>> START
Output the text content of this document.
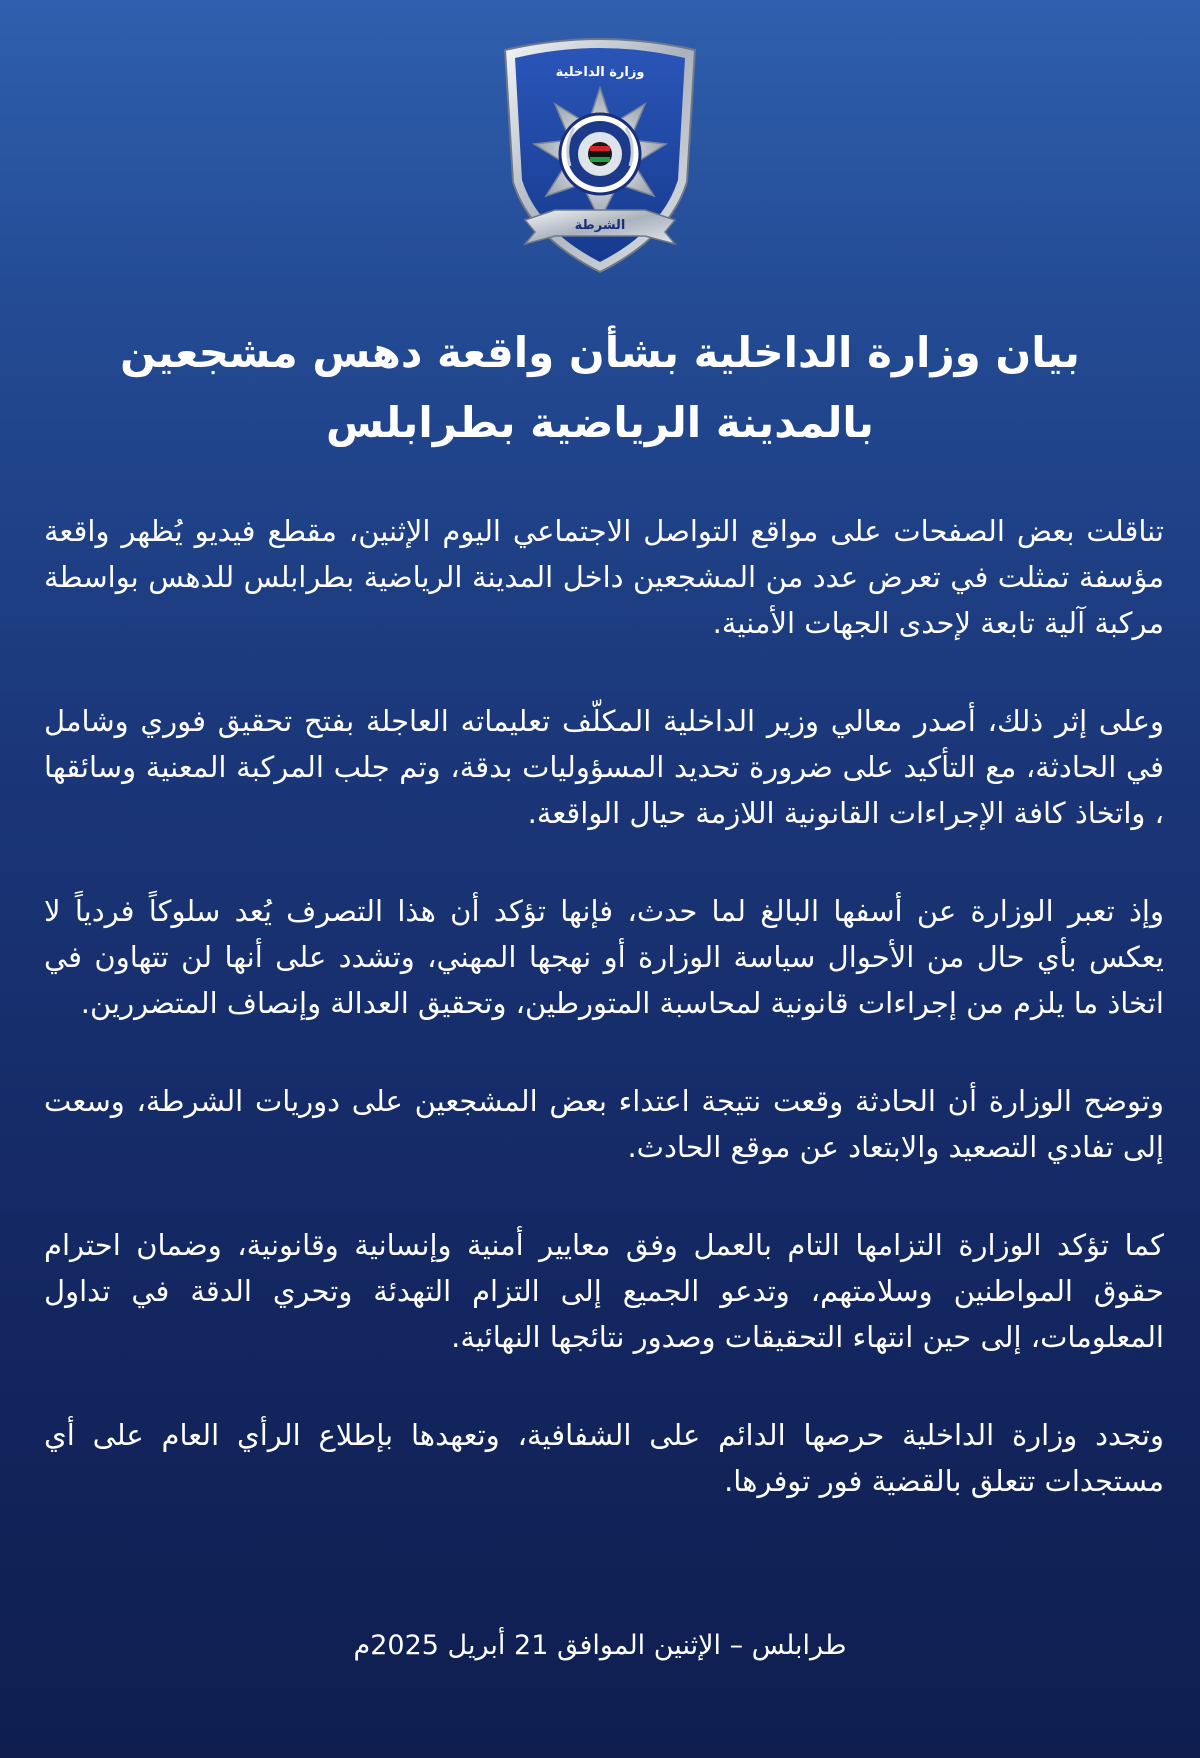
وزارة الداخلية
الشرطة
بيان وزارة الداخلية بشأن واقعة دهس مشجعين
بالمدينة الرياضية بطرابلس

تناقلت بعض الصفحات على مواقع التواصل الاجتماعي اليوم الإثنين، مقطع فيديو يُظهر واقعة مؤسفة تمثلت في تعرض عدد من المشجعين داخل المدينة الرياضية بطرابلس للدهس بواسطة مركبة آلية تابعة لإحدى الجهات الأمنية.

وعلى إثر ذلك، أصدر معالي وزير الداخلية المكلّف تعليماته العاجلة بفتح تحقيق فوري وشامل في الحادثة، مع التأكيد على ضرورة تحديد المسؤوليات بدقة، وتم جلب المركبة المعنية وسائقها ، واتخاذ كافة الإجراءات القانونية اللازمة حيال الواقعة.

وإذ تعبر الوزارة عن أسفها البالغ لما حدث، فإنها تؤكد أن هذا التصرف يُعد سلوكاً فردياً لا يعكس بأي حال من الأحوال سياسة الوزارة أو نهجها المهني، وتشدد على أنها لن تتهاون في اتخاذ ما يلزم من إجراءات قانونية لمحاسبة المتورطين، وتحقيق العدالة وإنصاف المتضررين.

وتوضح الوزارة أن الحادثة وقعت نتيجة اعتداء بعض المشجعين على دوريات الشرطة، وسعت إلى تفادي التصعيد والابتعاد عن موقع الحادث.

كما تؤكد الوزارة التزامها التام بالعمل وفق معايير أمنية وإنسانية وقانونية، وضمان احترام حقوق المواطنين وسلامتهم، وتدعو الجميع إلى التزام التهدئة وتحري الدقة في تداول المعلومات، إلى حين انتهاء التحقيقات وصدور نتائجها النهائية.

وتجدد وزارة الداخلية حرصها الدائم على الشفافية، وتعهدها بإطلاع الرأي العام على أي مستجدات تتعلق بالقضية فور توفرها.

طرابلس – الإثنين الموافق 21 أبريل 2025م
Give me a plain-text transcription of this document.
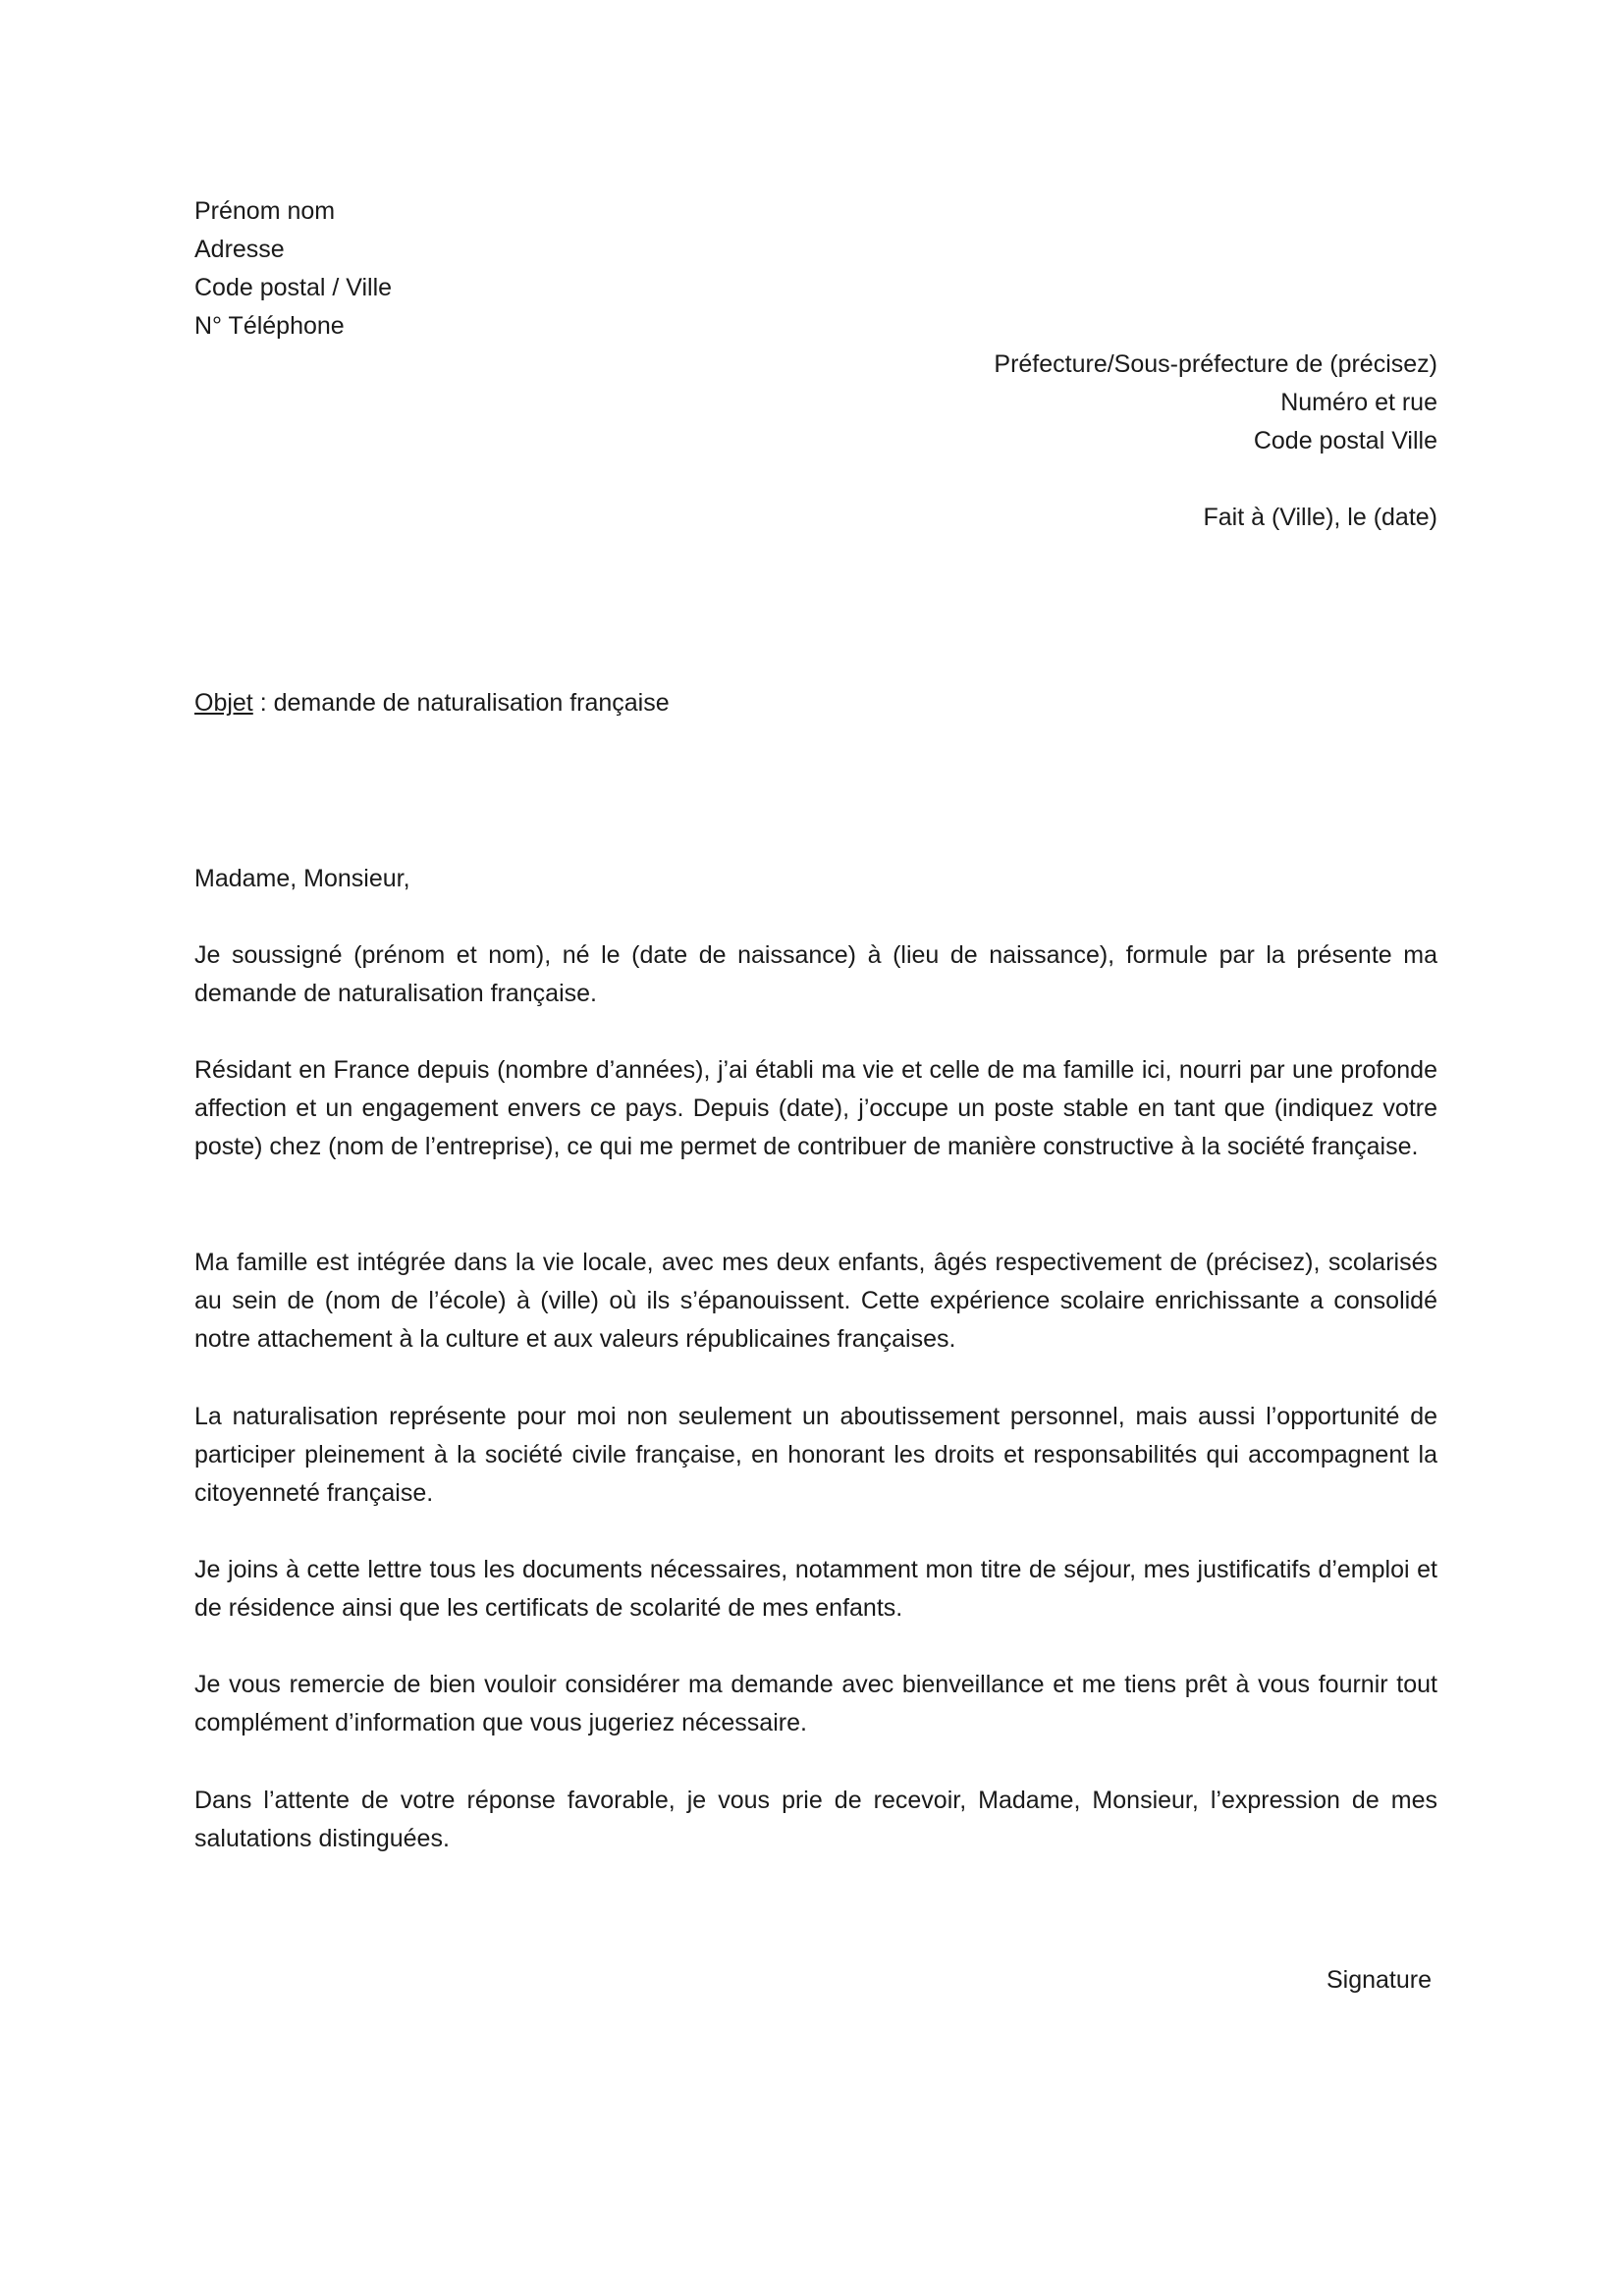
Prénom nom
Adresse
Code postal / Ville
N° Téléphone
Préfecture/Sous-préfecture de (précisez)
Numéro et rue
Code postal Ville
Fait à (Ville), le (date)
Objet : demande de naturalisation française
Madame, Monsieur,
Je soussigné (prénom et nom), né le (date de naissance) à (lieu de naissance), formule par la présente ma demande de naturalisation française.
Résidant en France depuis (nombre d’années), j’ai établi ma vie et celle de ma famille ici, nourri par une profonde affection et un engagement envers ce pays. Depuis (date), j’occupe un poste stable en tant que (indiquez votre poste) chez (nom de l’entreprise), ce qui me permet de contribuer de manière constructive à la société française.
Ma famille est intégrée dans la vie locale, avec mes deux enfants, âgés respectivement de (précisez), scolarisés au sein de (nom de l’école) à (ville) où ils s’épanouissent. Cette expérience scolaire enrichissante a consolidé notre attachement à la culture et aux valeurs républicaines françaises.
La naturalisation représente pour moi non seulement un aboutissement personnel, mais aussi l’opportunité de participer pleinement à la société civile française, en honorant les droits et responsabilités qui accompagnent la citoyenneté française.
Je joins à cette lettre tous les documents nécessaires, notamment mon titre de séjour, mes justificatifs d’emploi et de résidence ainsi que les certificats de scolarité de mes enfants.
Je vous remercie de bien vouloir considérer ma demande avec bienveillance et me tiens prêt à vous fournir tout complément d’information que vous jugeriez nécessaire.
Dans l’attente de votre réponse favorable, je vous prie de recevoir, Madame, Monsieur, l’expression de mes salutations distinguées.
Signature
>> END
Short exercise:
Pictures in the records should not appear in your copy, but everything else must be transcribed exactly.

Written answer:
Output the text content of this document.
وزارة الداخلية
الشرطة
بيان وزارة الداخلية بشأن واقعة دهس مشجعين
بالمدينة الرياضية بطرابلس

تناقلت بعض الصفحات على مواقع التواصل الاجتماعي اليوم الإثنين، مقطع فيديو يُظهر واقعة مؤسفة تمثلت في تعرض عدد من المشجعين داخل المدينة الرياضية بطرابلس للدهس بواسطة مركبة آلية تابعة لإحدى الجهات الأمنية.

وعلى إثر ذلك، أصدر معالي وزير الداخلية المكلّف تعليماته العاجلة بفتح تحقيق فوري وشامل في الحادثة، مع التأكيد على ضرورة تحديد المسؤوليات بدقة، وتم جلب المركبة المعنية وسائقها ، واتخاذ كافة الإجراءات القانونية اللازمة حيال الواقعة.

وإذ تعبر الوزارة عن أسفها البالغ لما حدث، فإنها تؤكد أن هذا التصرف يُعد سلوكاً فردياً لا يعكس بأي حال من الأحوال سياسة الوزارة أو نهجها المهني، وتشدد على أنها لن تتهاون في اتخاذ ما يلزم من إجراءات قانونية لمحاسبة المتورطين، وتحقيق العدالة وإنصاف المتضررين.

وتوضح الوزارة أن الحادثة وقعت نتيجة اعتداء بعض المشجعين على دوريات الشرطة، وسعت إلى تفادي التصعيد والابتعاد عن موقع الحادث.

كما تؤكد الوزارة التزامها التام بالعمل وفق معايير أمنية وإنسانية وقانونية، وضمان احترام حقوق المواطنين وسلامتهم، وتدعو الجميع إلى التزام التهدئة وتحري الدقة في تداول المعلومات، إلى حين انتهاء التحقيقات وصدور نتائجها النهائية.

وتجدد وزارة الداخلية حرصها الدائم على الشفافية، وتعهدها بإطلاع الرأي العام على أي مستجدات تتعلق بالقضية فور توفرها.

طرابلس – الإثنين الموافق 21 أبريل 2025م
Give me a plain-text transcription of this document.
Prénom nom
Adresse
Code postal / Ville
N° Téléphone
Préfecture/Sous-préfecture de (précisez)
Numéro et rue
Code postal Ville
Fait à (Ville), le (date)
Objet : demande de naturalisation française
Madame, Monsieur,
Je soussigné (prénom et nom), né le (date de naissance) à (lieu de naissance), formule par la présente ma demande de naturalisation française.
Résidant en France depuis (nombre d’années), j’ai établi ma vie et celle de ma famille ici, nourri par une profonde affection et un engagement envers ce pays. Depuis (date), j’occupe un poste stable en tant que (indiquez votre poste) chez (nom de l’entreprise), ce qui me permet de contribuer de manière constructive à la société française.
Ma famille est intégrée dans la vie locale, avec mes deux enfants, âgés respectivement de (précisez), scolarisés au sein de (nom de l’école) à (ville) où ils s’épanouissent. Cette expérience scolaire enrichissante a consolidé notre attachement à la culture et aux valeurs républicaines françaises.
La naturalisation représente pour moi non seulement un aboutissement personnel, mais aussi l’opportunité de participer pleinement à la société civile française, en honorant les droits et responsabilités qui accompagnent la citoyenneté française.
Je joins à cette lettre tous les documents nécessaires, notamment mon titre de séjour, mes justificatifs d’emploi et de résidence ainsi que les certificats de scolarité de mes enfants.
Je vous remercie de bien vouloir considérer ma demande avec bienveillance et me tiens prêt à vous fournir tout complément d’information que vous jugeriez nécessaire.
Dans l’attente de votre réponse favorable, je vous prie de recevoir, Madame, Monsieur, l’expression de mes salutations distinguées.
Signature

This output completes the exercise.